Required action: Each entry should be set down again verbatim, with the images omitted.
═════ Excerpted records ═════
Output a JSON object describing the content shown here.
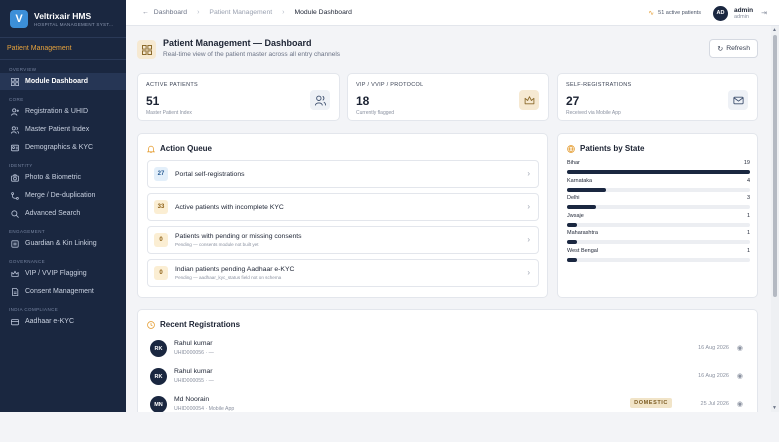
{
  "brand": {
    "name": "Veltrixair HMS",
    "subtitle": "HOSPITAL MANAGEMENT SYST...",
    "logo_letter": "V"
  },
  "module_label": "Patient Management",
  "sidebar": {
    "overview_label": "OVERVIEW",
    "core_label": "CORE",
    "identity_label": "IDENTITY",
    "engagement_label": "ENGAGEMENT",
    "governance_label": "GOVERNANCE",
    "compliance_label": "INDIA COMPLIANCE",
    "items": [
      {
        "label": "Module Dashboard",
        "icon": "grid-icon",
        "active": true
      },
      {
        "label": "Registration & UHID",
        "icon": "user-plus-icon"
      },
      {
        "label": "Master Patient Index",
        "icon": "users-icon"
      },
      {
        "label": "Demographics & KYC",
        "icon": "id-card-icon"
      },
      {
        "label": "Photo & Biometric",
        "icon": "camera-icon"
      },
      {
        "label": "Merge / De-duplication",
        "icon": "merge-icon"
      },
      {
        "label": "Advanced Search",
        "icon": "search-icon"
      },
      {
        "label": "Guardian & Kin Linking",
        "icon": "link-icon"
      },
      {
        "label": "VIP / VVIP Flagging",
        "icon": "crown-icon"
      },
      {
        "label": "Consent Management",
        "icon": "document-icon"
      },
      {
        "label": "Aadhaar e-KYC",
        "icon": "card-icon"
      }
    ]
  },
  "topbar": {
    "back": "Dashboard",
    "crumb_mid": "Patient Management",
    "crumb_current": "Module Dashboard",
    "active_patients": "51 active patients",
    "avatar_initials": "AD",
    "user_name": "admin",
    "user_role": "admin"
  },
  "page": {
    "title": "Patient Management — Dashboard",
    "subtitle": "Real-time view of the patient master across all entry channels",
    "refresh_label": "Refresh"
  },
  "stats": [
    {
      "label": "ACTIVE PATIENTS",
      "value": "51",
      "sub": "Master Patient Index",
      "icon": "users-icon"
    },
    {
      "label": "VIP / VVIP / PROTOCOL",
      "value": "18",
      "sub": "Currently flagged",
      "icon": "crown-icon"
    },
    {
      "label": "SELF-REGISTRATIONS",
      "value": "27",
      "sub": "Received via Mobile App",
      "icon": "mail-icon"
    }
  ],
  "action_queue": {
    "title": "Action Queue",
    "items": [
      {
        "count": "27",
        "label": "Portal self-registrations",
        "note": "",
        "color": "blue"
      },
      {
        "count": "33",
        "label": "Active patients with incomplete KYC",
        "note": "",
        "color": "amber"
      },
      {
        "count": "0",
        "label": "Patients with pending or missing consents",
        "note": "Pending — consents module not built yet",
        "color": "amber"
      },
      {
        "count": "0",
        "label": "Indian patients pending Aadhaar e-KYC",
        "note": "Pending — aadhaar_kyc_status field not on schema",
        "color": "amber"
      }
    ]
  },
  "patients_by_state": {
    "title": "Patients by State",
    "max": 19,
    "states": [
      {
        "name": "Bihar",
        "count": 19
      },
      {
        "name": "Karnataka",
        "count": 4
      },
      {
        "name": "Delhi",
        "count": 3
      },
      {
        "name": "Jwsaje",
        "count": 1
      },
      {
        "name": "Maharashtra",
        "count": 1
      },
      {
        "name": "West Bengal",
        "count": 1
      }
    ]
  },
  "recent_registrations": {
    "title": "Recent Registrations",
    "rows": [
      {
        "initials": "RK",
        "name": "Rahul kumar",
        "sub": "UHID000056 · —",
        "date": "16 Aug 2026",
        "tag": ""
      },
      {
        "initials": "RK",
        "name": "Rahul kumar",
        "sub": "UHID000055 · —",
        "date": "16 Aug 2026",
        "tag": ""
      },
      {
        "initials": "MN",
        "name": "Md Noorain",
        "sub": "UHID000054 · Mobile App",
        "date": "25 Jul 2026",
        "tag": "DOMESTIC"
      }
    ]
  }
}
═════
Your solution:
Output a JSON object describing the content shown here.
{
  "brand": {
    "name": "Veltrixair HMS",
    "subtitle": "HOSPITAL MANAGEMENT SYST...",
    "logo_letter": "V"
  },
  "module_label": "Patient Management",
  "sidebar": {
    "overview_label": "OVERVIEW",
    "core_label": "CORE",
    "identity_label": "IDENTITY",
    "engagement_label": "ENGAGEMENT",
    "governance_label": "GOVERNANCE",
    "compliance_label": "INDIA COMPLIANCE",
    "items": [
      {
        "label": "Module Dashboard",
        "icon": "grid-icon",
        "active": true
      },
      {
        "label": "Registration & UHID",
        "icon": "user-plus-icon"
      },
      {
        "label": "Master Patient Index",
        "icon": "users-icon"
      },
      {
        "label": "Demographics & KYC",
        "icon": "id-card-icon"
      },
      {
        "label": "Photo & Biometric",
        "icon": "camera-icon"
      },
      {
        "label": "Merge / De-duplication",
        "icon": "merge-icon"
      },
      {
        "label": "Advanced Search",
        "icon": "search-icon"
      },
      {
        "label": "Guardian & Kin Linking",
        "icon": "link-icon"
      },
      {
        "label": "VIP / VVIP Flagging",
        "icon": "crown-icon"
      },
      {
        "label": "Consent Management",
        "icon": "document-icon"
      },
      {
        "label": "Aadhaar e-KYC",
        "icon": "card-icon"
      }
    ]
  },
  "topbar": {
    "back": "Dashboard",
    "crumb_mid": "Patient Management",
    "crumb_current": "Module Dashboard",
    "active_patients": "51 active patients",
    "avatar_initials": "AD",
    "user_name": "admin",
    "user_role": "admin"
  },
  "page": {
    "title": "Patient Management — Dashboard",
    "subtitle": "Real-time view of the patient master across all entry channels",
    "refresh_label": "Refresh"
  },
  "stats": [
    {
      "label": "ACTIVE PATIENTS",
      "value": "51",
      "sub": "Master Patient Index",
      "icon": "users-icon"
    },
    {
      "label": "VIP / VVIP / PROTOCOL",
      "value": "18",
      "sub": "Currently flagged",
      "icon": "crown-icon"
    },
    {
      "label": "SELF-REGISTRATIONS",
      "value": "27",
      "sub": "Received via Mobile App",
      "icon": "mail-icon"
    }
  ],
  "action_queue": {
    "title": "Action Queue",
    "items": [
      {
        "count": "27",
        "label": "Portal self-registrations",
        "note": "",
        "color": "blue"
      },
      {
        "count": "33",
        "label": "Active patients with incomplete KYC",
        "note": "",
        "color": "amber"
      },
      {
        "count": "0",
        "label": "Patients with pending or missing consents",
        "note": "Pending — consents module not built yet",
        "color": "amber"
      },
      {
        "count": "0",
        "label": "Indian patients pending Aadhaar e-KYC",
        "note": "Pending — aadhaar_kyc_status field not on schema",
        "color": "amber"
      }
    ]
  },
  "patients_by_state": {
    "title": "Patients by State",
    "max": 19,
    "states": [
      {
        "name": "Bihar",
        "count": 19
      },
      {
        "name": "Karnataka",
        "count": 4
      },
      {
        "name": "Delhi",
        "count": 3
      },
      {
        "name": "Jwsaje",
        "count": 1
      },
      {
        "name": "Maharashtra",
        "count": 1
      },
      {
        "name": "West Bengal",
        "count": 1
      }
    ]
  },
  "recent_registrations": {
    "title": "Recent Registrations",
    "rows": [
      {
        "initials": "RK",
        "name": "Rahul kumar",
        "sub": "UHID000056 · —",
        "date": "16 Aug 2026",
        "tag": ""
      },
      {
        "initials": "RK",
        "name": "Rahul kumar",
        "sub": "UHID000055 · —",
        "date": "16 Aug 2026",
        "tag": ""
      },
      {
        "initials": "MN",
        "name": "Md Noorain",
        "sub": "UHID000054 · Mobile App",
        "date": "25 Jul 2026",
        "tag": "DOMESTIC"
      }
    ]
  }
}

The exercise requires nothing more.